▸ **WORK REQUIRED**
Retype each line of the material exactly, please, skipping any picture in it.

▸ **THE DATA**
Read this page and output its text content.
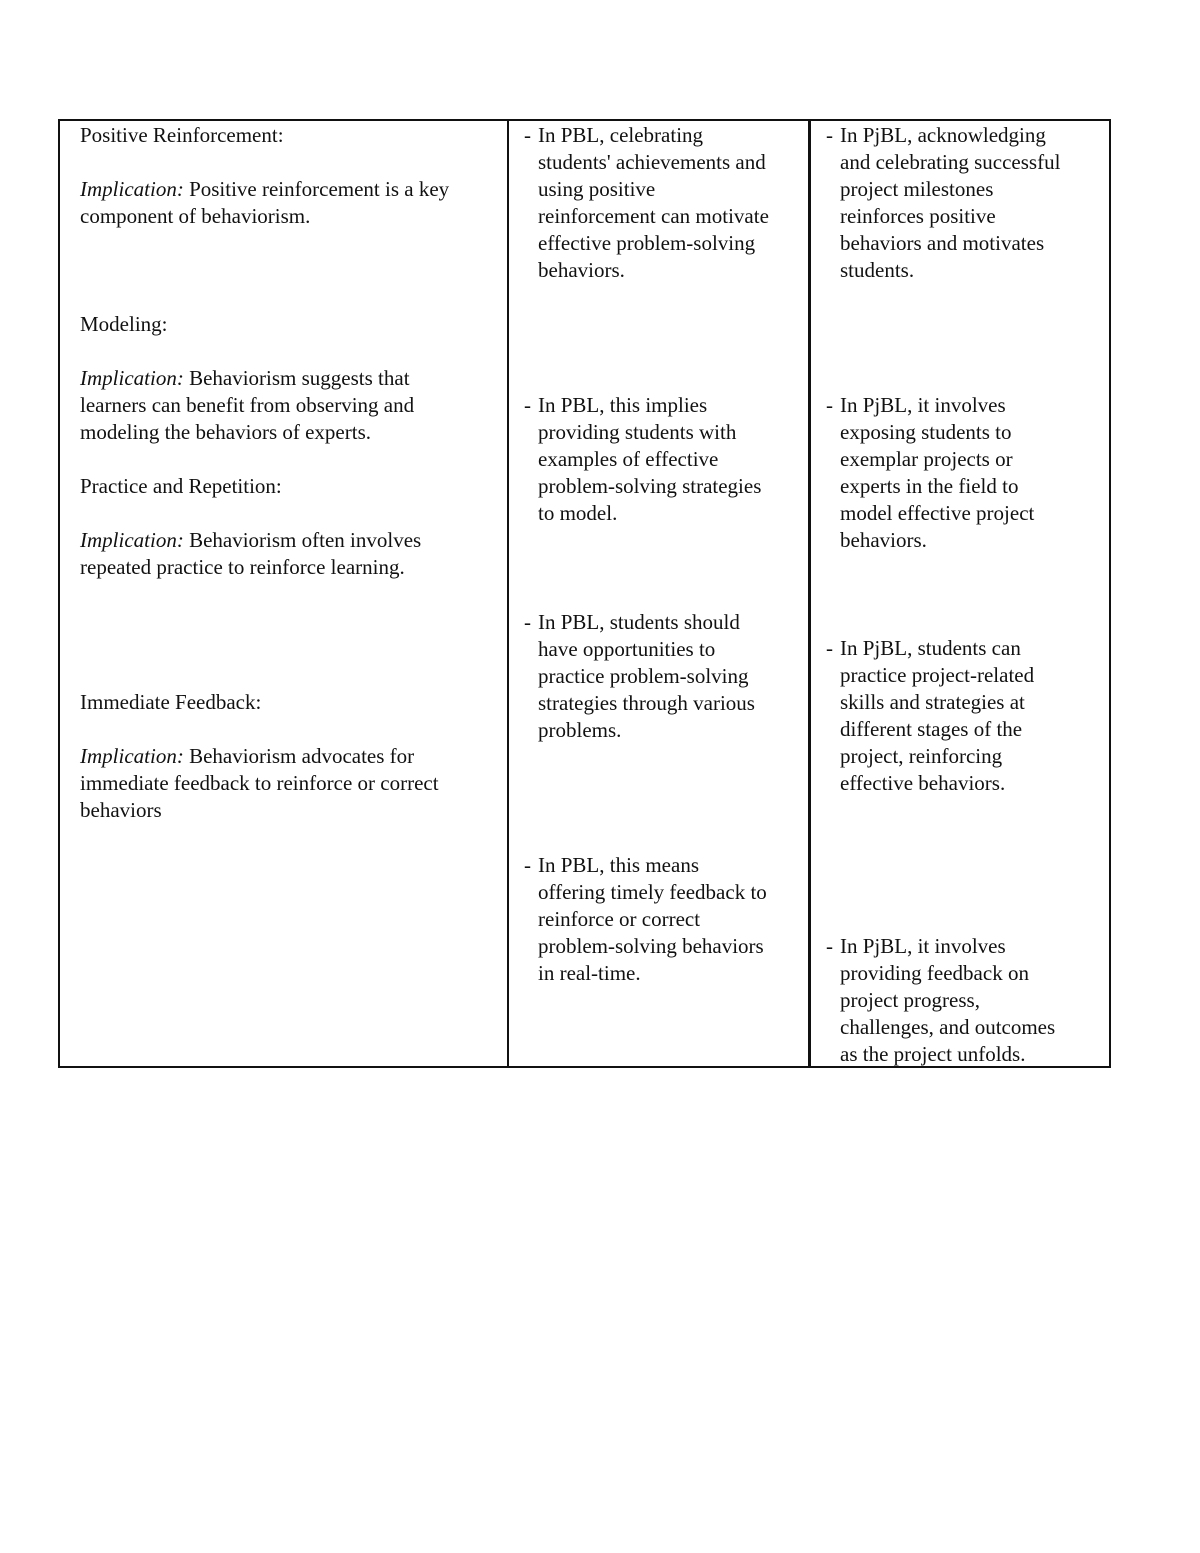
Positive Reinforcement:

Implication: Positive reinforcement is a key

component of behaviorism.

Modeling:

Implication: Behaviorism suggests that

learners can benefit from observing and

modeling the behaviors of experts.

Practice and Repetition:

Implication: Behaviorism often involves

repeated practice to reinforce learning.

Immediate Feedback:

Implication: Behaviorism advocates for

immediate feedback to reinforce or correct

behaviors

- In PBL, celebrating

students' achievements and

using positive

reinforcement can motivate

effective problem-solving

behaviors.

- In PBL, this implies

providing students with

examples of effective

problem-solving strategies

to model.

- In PBL, students should

have opportunities to

practice problem-solving

strategies through various

problems.

- In PBL, this means

offering timely feedback to

reinforce or correct

problem-solving behaviors

in real-time.

- In PjBL, acknowledging

and celebrating successful

project milestones

reinforces positive

behaviors and motivates

students.

- In PjBL, it involves

exposing students to

exemplar projects or

experts in the field to

model effective project

behaviors.

- In PjBL, students can

practice project-related

skills and strategies at

different stages of the

project, reinforcing

effective behaviors.

- In PjBL, it involves

providing feedback on

project progress,

challenges, and outcomes

as the project unfolds.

▸ **CORRECT ANSWER**
Read this page and output its text content.
Positive Reinforcement:

Implication: Positive reinforcement is a key

component of behaviorism.

Modeling:

Implication: Behaviorism suggests that

learners can benefit from observing and

modeling the behaviors of experts.

Practice and Repetition:

Implication: Behaviorism often involves

repeated practice to reinforce learning.

Immediate Feedback:

Implication: Behaviorism advocates for

immediate feedback to reinforce or correct

behaviors

- In PBL, celebrating

students' achievements and

using positive

reinforcement can motivate

effective problem-solving

behaviors.

- In PBL, this implies

providing students with

examples of effective

problem-solving strategies

to model.

- In PBL, students should

have opportunities to

practice problem-solving

strategies through various

problems.

- In PBL, this means

offering timely feedback to

reinforce or correct

problem-solving behaviors

in real-time.

- In PjBL, acknowledging

and celebrating successful

project milestones

reinforces positive

behaviors and motivates

students.

- In PjBL, it involves

exposing students to

exemplar projects or

experts in the field to

model effective project

behaviors.

- In PjBL, students can

practice project-related

skills and strategies at

different stages of the

project, reinforcing

effective behaviors.

- In PjBL, it involves

providing feedback on

project progress,

challenges, and outcomes

as the project unfolds.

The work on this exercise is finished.